GIVEN PROBLEM:
Copy out every line of the following material verbatim, leaving out the pictures.

(Image layout annotations)
::::
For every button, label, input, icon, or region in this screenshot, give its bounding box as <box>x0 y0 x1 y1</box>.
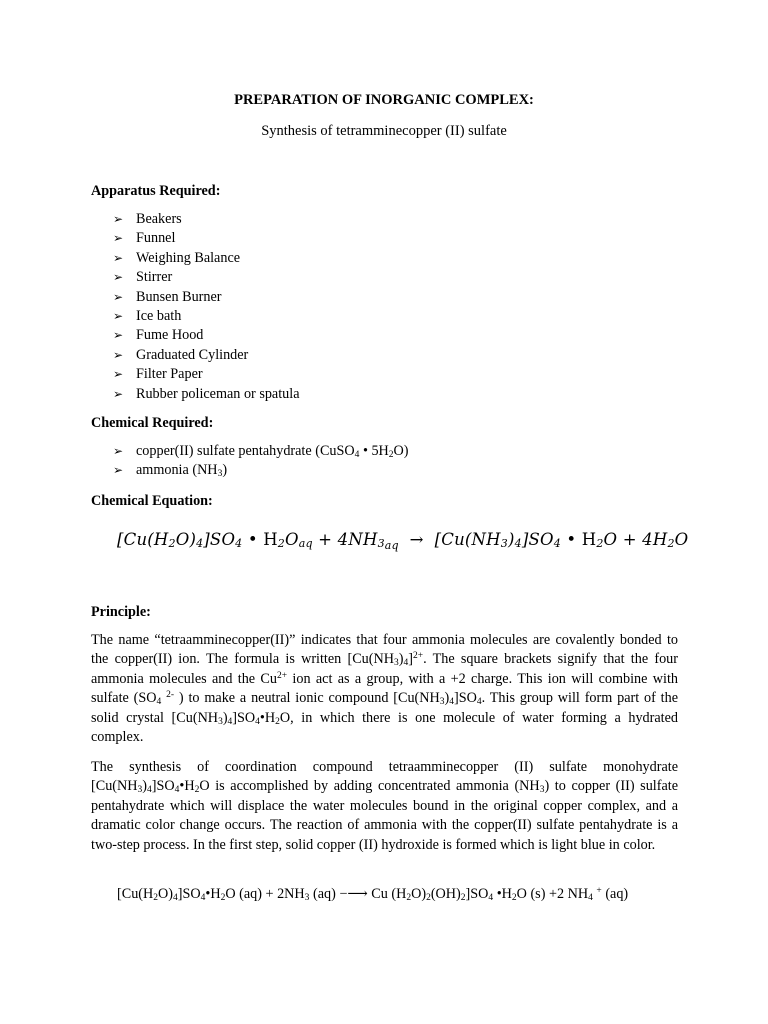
list-item: ➢ Bunsen Burner <box>113 288 300 307</box>
page-title: PREPARATION OF INORGANIC COMPLEX: <box>234 92 534 108</box>
list-item: ➢ Stirrer <box>113 268 300 287</box>
apparatus-list <box>113 210 300 404</box>
list-item: ➢ Filter Paper <box>113 365 300 384</box>
list-item: ➢ copper(II) sulfate pentahydrate (CuSO$_4$ • $5H_2O$) <box>113 443 409 460</box>
page-subtitle: Synthesis of tetramminecopper (II) sulfate <box>261 123 507 139</box>
list-item: ➢ Beakers <box>113 210 300 229</box>
chemicals-list <box>113 442 409 481</box>
arrow-bullet-icon: ➢ <box>113 386 124 401</box>
list-item: ➢ Funnel <box>113 229 300 248</box>
arrow-bullet-icon: ➢ <box>113 463 124 478</box>
chemical-equation: $[Cu(H_2O)_4]SO_4$ • $H_2O_{aq} + 4NH_{3_{aq}} \to [Cu(NH_3)_4]SO_4$ • $H_2O + 4H_2O$ <box>117 530 689 552</box>
arrow-bullet-icon: ➢ <box>113 347 124 362</box>
principle-paragraph-1: The name “tetraamminecopper(II)” indicates that four ammonia molecules are covalently bonded to the copper(II) ion. The formula is written $[Cu(NH_3)_4]^{2+}$. The square brackets signify that the four ammonia molecules and the $Cu^{2+}$ ion act as a group, with a +2 charge. This ion will combine with sulfate ($SO_4$ $^{2-}$ ) to make a neutral ionic compound $[Cu(NH_3)_4]SO_4$. This group will form part of the solid crystal $[Cu(NH_3)_4]SO_4•H_2O$, in which there is one molecule of water forming a hydrated complex. <box>91 632 679 746</box>
list-item: ➢ Fume Hood <box>113 326 300 345</box>
list-item: ➢ ammonia $(NH_3)$ <box>113 462 228 480</box>
arrow-bullet-icon: ➢ <box>113 308 124 323</box>
list-item: ➢ Rubber policeman or spatula <box>113 385 300 404</box>
apparatus-heading: Apparatus Required: <box>91 183 221 199</box>
chemicals-heading: Chemical Required: <box>91 415 214 431</box>
reaction-equation: $[Cu(H_2O)_4]SO_4•H_2O$ $(aq) + 2NH_3$ (aq) −⟶ Cu $(H_2O)_2(OH)_2]SO_4$ $•H_2O$ (s) +2 $NH_4$ + (aq) <box>117 886 629 903</box>
arrow-bullet-icon: ➢ <box>113 289 124 304</box>
list-item: ➢ Weighing Balance <box>113 249 300 268</box>
principle-heading: Principle: <box>91 604 151 620</box>
equation-heading: Chemical Equation: <box>91 493 213 509</box>
arrow-bullet-icon: ➢ <box>113 231 124 246</box>
arrow-bullet-icon: ➢ <box>113 212 124 226</box>
list-item: ➢ Ice bath <box>113 307 300 326</box>
arrow-bullet-icon: ➢ <box>113 250 124 265</box>
list-item: ➢ Graduated Cylinder <box>113 346 300 365</box>
principle-paragraph-2: The synthesis of coordination compound tetraamminecopper (II) sulfate monohydrate $[Cu(NH_3)_4]SO_4•H_2O$ is accomplished by adding concentrated ammonia $(NH_3)$ to copper (II) sulfate pentahydrate which will displace the water molecules bound in the original copper complex, and a dramatic color change occurs. The reaction of ammonia with the copper(II) sulfate pentahydrate is a two-step process. In the first step, solid copper (II) hydroxide is formed which is light blue in color. <box>91 759 679 853</box>
arrow-bullet-icon: ➢ <box>113 367 124 382</box>
arrow-bullet-icon: ➢ <box>113 270 124 285</box>
arrow-bullet-icon: ➢ <box>113 444 124 458</box>
arrow-bullet-icon: ➢ <box>113 328 124 343</box>
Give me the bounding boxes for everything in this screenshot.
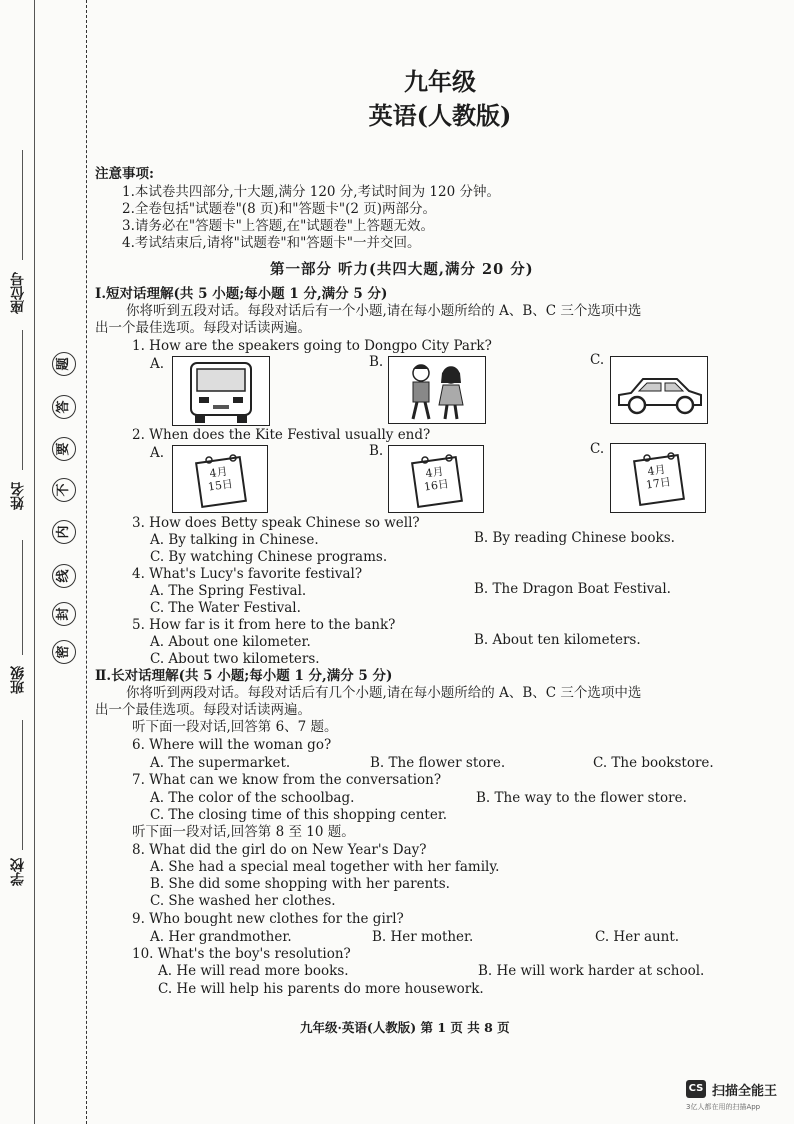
::::
ANSWER FOR THE TASK:
For every button, label, input, icon, or region in this screenshot, give its bounding box as <box>x0 y0 x1 y1</box>.
list-item: ➢ Bunsen Burner <box>113 288 300 307</box>
page-title: PREPARATION OF INORGANIC COMPLEX: <box>234 92 534 108</box>
list-item: ➢ Stirrer <box>113 268 300 287</box>
apparatus-list <box>113 210 300 404</box>
list-item: ➢ Filter Paper <box>113 365 300 384</box>
list-item: ➢ copper(II) sulfate pentahydrate (CuSO$_4$ • $5H_2O$) <box>113 443 409 460</box>
page-subtitle: Synthesis of tetramminecopper (II) sulfate <box>261 123 507 139</box>
list-item: ➢ Beakers <box>113 210 300 229</box>
chemicals-list <box>113 442 409 481</box>
arrow-bullet-icon: ➢ <box>113 386 124 401</box>
list-item: ➢ Funnel <box>113 229 300 248</box>
arrow-bullet-icon: ➢ <box>113 463 124 478</box>
chemical-equation: $[Cu(H_2O)_4]SO_4$ • $H_2O_{aq} + 4NH_{3_{aq}} \to [Cu(NH_3)_4]SO_4$ • $H_2O + 4H_2O$ <box>117 530 689 552</box>
arrow-bullet-icon: ➢ <box>113 347 124 362</box>
principle-paragraph-1: The name “tetraamminecopper(II)” indicates that four ammonia molecules are covalently bonded to the copper(II) ion. The formula is written $[Cu(NH_3)_4]^{2+}$. The square brackets signify that the four ammonia molecules and the $Cu^{2+}$ ion act as a group, with a +2 charge. This ion will combine with sulfate ($SO_4$ $^{2-}$ ) to make a neutral ionic compound $[Cu(NH_3)_4]SO_4$. This group will form part of the solid crystal $[Cu(NH_3)_4]SO_4•H_2O$, in which there is one molecule of water forming a hydrated complex. <box>91 632 679 746</box>
list-item: ➢ Fume Hood <box>113 326 300 345</box>
list-item: ➢ ammonia $(NH_3)$ <box>113 462 228 480</box>
arrow-bullet-icon: ➢ <box>113 308 124 323</box>
list-item: ➢ Rubber policeman or spatula <box>113 385 300 404</box>
apparatus-heading: Apparatus Required: <box>91 183 221 199</box>
chemicals-heading: Chemical Required: <box>91 415 214 431</box>
reaction-equation: $[Cu(H_2O)_4]SO_4•H_2O$ $(aq) + 2NH_3$ (aq) −⟶ Cu $(H_2O)_2(OH)_2]SO_4$ $•H_2O$ (s) +2 $NH_4$ + (aq) <box>117 886 629 903</box>
arrow-bullet-icon: ➢ <box>113 289 124 304</box>
list-item: ➢ Weighing Balance <box>113 249 300 268</box>
principle-heading: Principle: <box>91 604 151 620</box>
equation-heading: Chemical Equation: <box>91 493 213 509</box>
arrow-bullet-icon: ➢ <box>113 231 124 246</box>
arrow-bullet-icon: ➢ <box>113 212 124 226</box>
list-item: ➢ Ice bath <box>113 307 300 326</box>
arrow-bullet-icon: ➢ <box>113 250 124 265</box>
list-item: ➢ Graduated Cylinder <box>113 346 300 365</box>
principle-paragraph-2: The synthesis of coordination compound tetraamminecopper (II) sulfate monohydrate $[Cu(NH_3)_4]SO_4•H_2O$ is accomplished by adding concentrated ammonia $(NH_3)$ to copper (II) sulfate pentahydrate which will displace the water molecules bound in the original copper complex, and a dramatic color change occurs. The reaction of ammonia with the copper(II) sulfate pentahydrate is a two-step process. In the first step, solid copper (II) hydroxide is formed which is light blue in color. <box>91 759 679 853</box>
arrow-bullet-icon: ➢ <box>113 367 124 382</box>
arrow-bullet-icon: ➢ <box>113 270 124 285</box>
arrow-bullet-icon: ➢ <box>113 444 124 458</box>
arrow-bullet-icon: ➢ <box>113 328 124 343</box>
Give me the bounding boxes for everything in this screenshot.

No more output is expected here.